-- BEGIN Data --

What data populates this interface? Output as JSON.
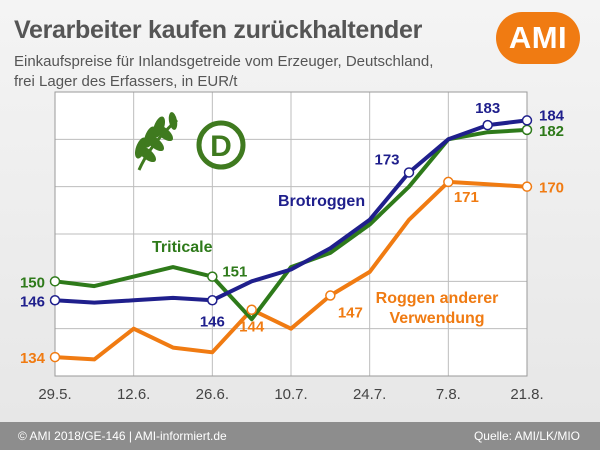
{
  "header": {
    "title": "Verarbeiter kaufen zurückhaltender",
    "subtitle_line1": "Einkaufspreise für Inlandsgetreide vom Erzeuger, Deutschland,",
    "subtitle_line2": "frei Lager des Erfassers, in EUR/t"
  },
  "logo": {
    "text": "AMI",
    "color": "#f07b12"
  },
  "emblem": {
    "icon": "wheat-ears-icon",
    "letter": "D",
    "color": "#3f7a1f"
  },
  "footer": {
    "left": "© AMI 2018/GE-146 | AMI-informiert.de",
    "right": "Quelle: AMI/LK/MIO"
  },
  "chart_data": {
    "type": "line",
    "x_ticks": [
      "29.5.",
      "12.6.",
      "26.6.",
      "10.7.",
      "24.7.",
      "7.8.",
      "21.8."
    ],
    "x": [
      "29.5.",
      "5.6.",
      "12.6.",
      "19.6.",
      "26.6.",
      "3.7.",
      "10.7.",
      "17.7.",
      "24.7.",
      "31.7.",
      "7.8.",
      "14.8.",
      "21.8."
    ],
    "ylim": [
      130,
      190
    ],
    "grid": "horizontal-and-vertical",
    "series": [
      {
        "name": "Roggen anderer Verwendung",
        "color": "#f07b12",
        "values": [
          134,
          133.5,
          140,
          136,
          135,
          144,
          140,
          147,
          152,
          163,
          171,
          170.5,
          170
        ],
        "labels": [
          {
            "index": 0,
            "text": "134"
          },
          {
            "index": 5,
            "text": "144"
          },
          {
            "index": 7,
            "text": "147"
          },
          {
            "index": 10,
            "text": "171"
          },
          {
            "index": 12,
            "text": "170"
          }
        ],
        "markers": [
          0,
          5,
          7,
          10,
          12
        ]
      },
      {
        "name": "Triticale",
        "color": "#2e7a1a",
        "values": [
          150,
          149,
          151,
          153,
          151,
          142,
          153,
          156,
          162,
          170,
          180,
          181.5,
          182
        ],
        "labels": [
          {
            "index": 0,
            "text": "150"
          },
          {
            "index": 4,
            "text": "151"
          },
          {
            "index": 12,
            "text": "182"
          }
        ],
        "markers": [
          0,
          4,
          12
        ]
      },
      {
        "name": "Brotroggen",
        "color": "#1f1f8c",
        "values": [
          146,
          145.5,
          146,
          146.5,
          146,
          150,
          152.5,
          157,
          163,
          173,
          180,
          183,
          184
        ],
        "labels": [
          {
            "index": 0,
            "text": "146"
          },
          {
            "index": 4,
            "text": "146"
          },
          {
            "index": 9,
            "text": "173"
          },
          {
            "index": 11,
            "text": "183"
          },
          {
            "index": 12,
            "text": "184"
          }
        ],
        "markers": [
          0,
          4,
          9,
          11,
          12
        ]
      }
    ],
    "series_titles": [
      {
        "series": "Brotroggen",
        "text": "Brotroggen"
      },
      {
        "series": "Triticale",
        "text": "Triticale"
      },
      {
        "series": "Roggen anderer Verwendung",
        "text": "Roggen anderer",
        "text2": "Verwendung"
      }
    ]
  }
}
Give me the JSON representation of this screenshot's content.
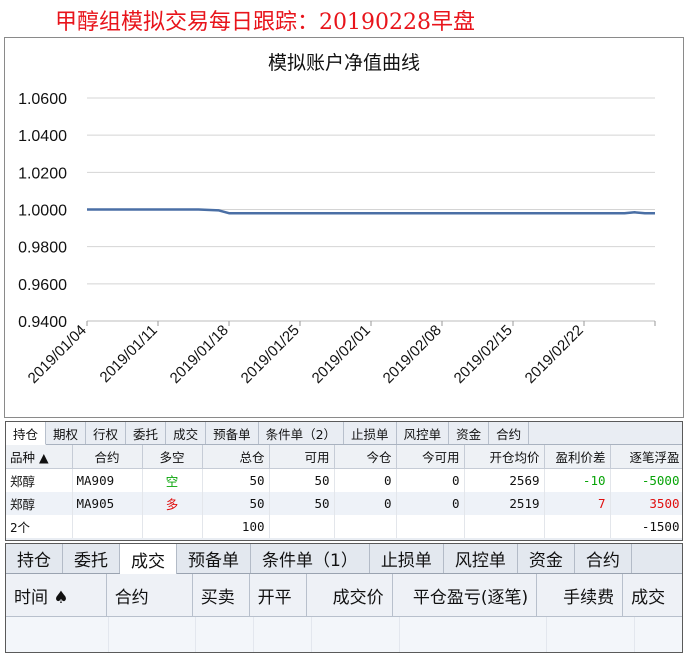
{
  "page": {
    "title": "甲醇组模拟交易每日跟踪：20190228早盘"
  },
  "chart_data": {
    "type": "line",
    "title": "模拟账户净值曲线",
    "xlabel": "",
    "ylabel": "",
    "ylim": [
      0.94,
      1.06
    ],
    "yticks": [
      "1.0600",
      "1.0400",
      "1.0200",
      "1.0000",
      "0.9800",
      "0.9600",
      "0.9400"
    ],
    "xticks": [
      "2019/01/04",
      "2019/01/11",
      "2019/01/18",
      "2019/01/25",
      "2019/02/01",
      "2019/02/08",
      "2019/02/15",
      "2019/02/22"
    ],
    "grid": true,
    "series": [
      {
        "color": "#4a6fa5",
        "points": [
          [
            "2019/01/04",
            1.0
          ],
          [
            "2019/01/11",
            1.0
          ],
          [
            "2019/01/15",
            1.0
          ],
          [
            "2019/01/17",
            0.9995
          ],
          [
            "2019/01/18",
            0.998
          ],
          [
            "2019/01/25",
            0.998
          ],
          [
            "2019/02/01",
            0.998
          ],
          [
            "2019/02/08",
            0.998
          ],
          [
            "2019/02/15",
            0.998
          ],
          [
            "2019/02/22",
            0.998
          ],
          [
            "2019/02/26",
            0.998
          ],
          [
            "2019/02/27",
            0.9985
          ],
          [
            "2019/02/28",
            0.998
          ],
          [
            "2019/03/01",
            0.998
          ]
        ]
      }
    ]
  },
  "positions": {
    "tabs": [
      {
        "label": "持仓",
        "active": true
      },
      {
        "label": "期权",
        "active": false
      },
      {
        "label": "行权",
        "active": false
      },
      {
        "label": "委托",
        "active": false
      },
      {
        "label": "成交",
        "active": false
      },
      {
        "label": "预备单",
        "active": false
      },
      {
        "label": "条件单（2）",
        "active": false
      },
      {
        "label": "止损单",
        "active": false
      },
      {
        "label": "风控单",
        "active": false
      },
      {
        "label": "资金",
        "active": false
      },
      {
        "label": "合约",
        "active": false
      }
    ],
    "columns": [
      "品种 ▲",
      "合约",
      "多空",
      "总仓",
      "可用",
      "今仓",
      "今可用",
      "开仓均价",
      "盈利价差",
      "逐笔浮盈"
    ],
    "rows": [
      {
        "variety": "郑醇",
        "contract": "MA909",
        "side": "空",
        "side_color": "#08a408",
        "total": "50",
        "avail": "50",
        "today": "0",
        "today_avail": "0",
        "avg_price": "2569",
        "spread": "-10",
        "spread_color": "#08a408",
        "float_pl": "-5000",
        "float_color": "#08a408"
      },
      {
        "variety": "郑醇",
        "contract": "MA905",
        "side": "多",
        "side_color": "#e01010",
        "total": "50",
        "avail": "50",
        "today": "0",
        "today_avail": "0",
        "avg_price": "2519",
        "spread": "7",
        "spread_color": "#e01010",
        "float_pl": "3500",
        "float_color": "#e01010"
      }
    ],
    "summary": {
      "count": "2个",
      "total": "100",
      "float_pl": "-1500"
    }
  },
  "trades": {
    "tabs": [
      {
        "label": "持仓",
        "active": false
      },
      {
        "label": "委托",
        "active": false
      },
      {
        "label": "成交",
        "active": true
      },
      {
        "label": "预备单",
        "active": false
      },
      {
        "label": "条件单（1）",
        "active": false
      },
      {
        "label": "止损单",
        "active": false
      },
      {
        "label": "风控单",
        "active": false
      },
      {
        "label": "资金",
        "active": false
      },
      {
        "label": "合约",
        "active": false
      }
    ],
    "columns": [
      "时间 ♠",
      "合约",
      "买卖",
      "开平",
      "成交价",
      "平仓盈亏(逐笔)",
      "手续费",
      "成交"
    ]
  }
}
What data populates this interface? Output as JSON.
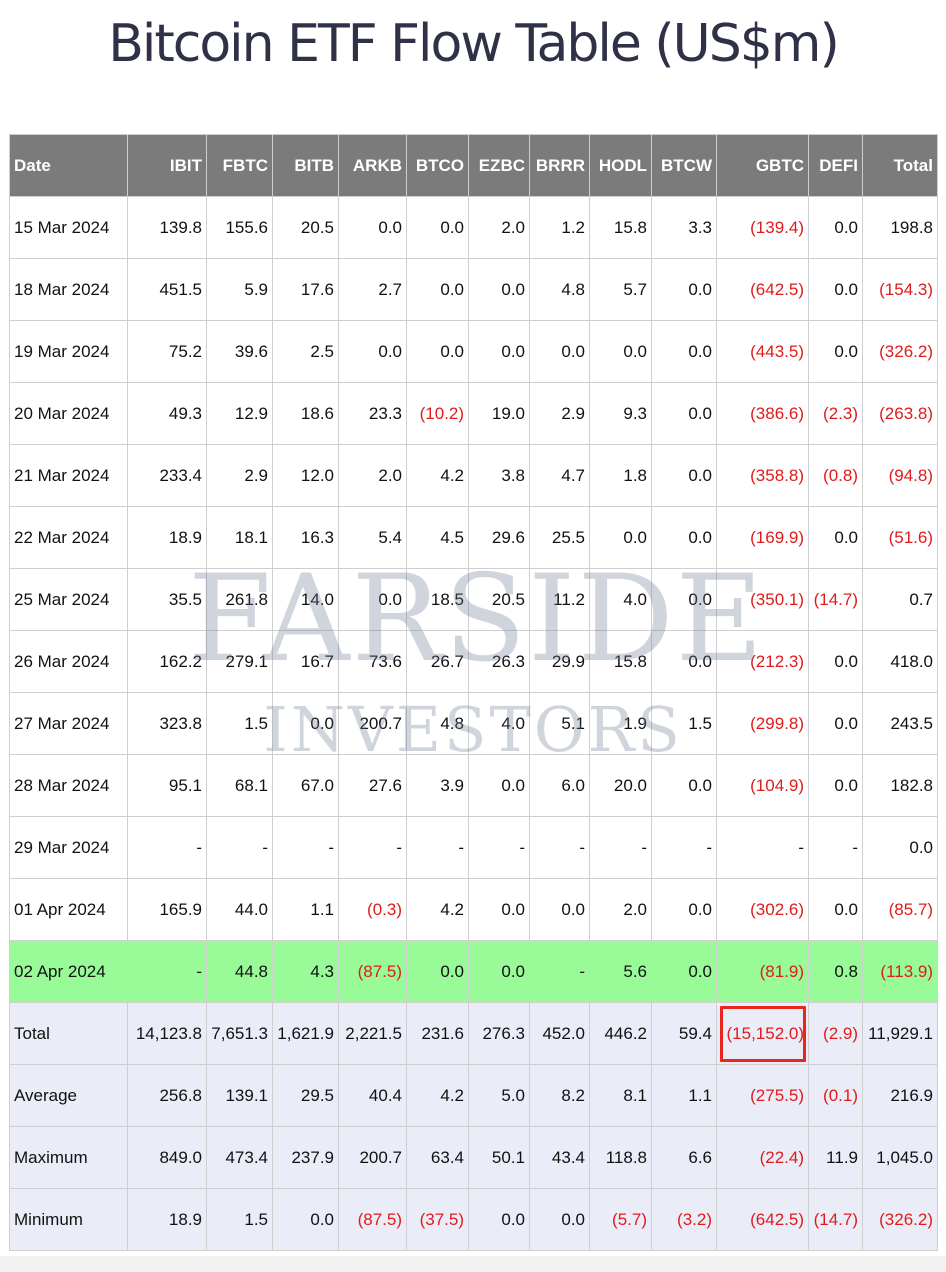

-- END Data --

# What you have to do:
Copy all lines from the entries that contain the word "Verwendung".

# Result of this task:
        "name": "Roggen anderer Verwendung",
        "series": "Roggen anderer Verwendung",
        "text2": "Verwendung"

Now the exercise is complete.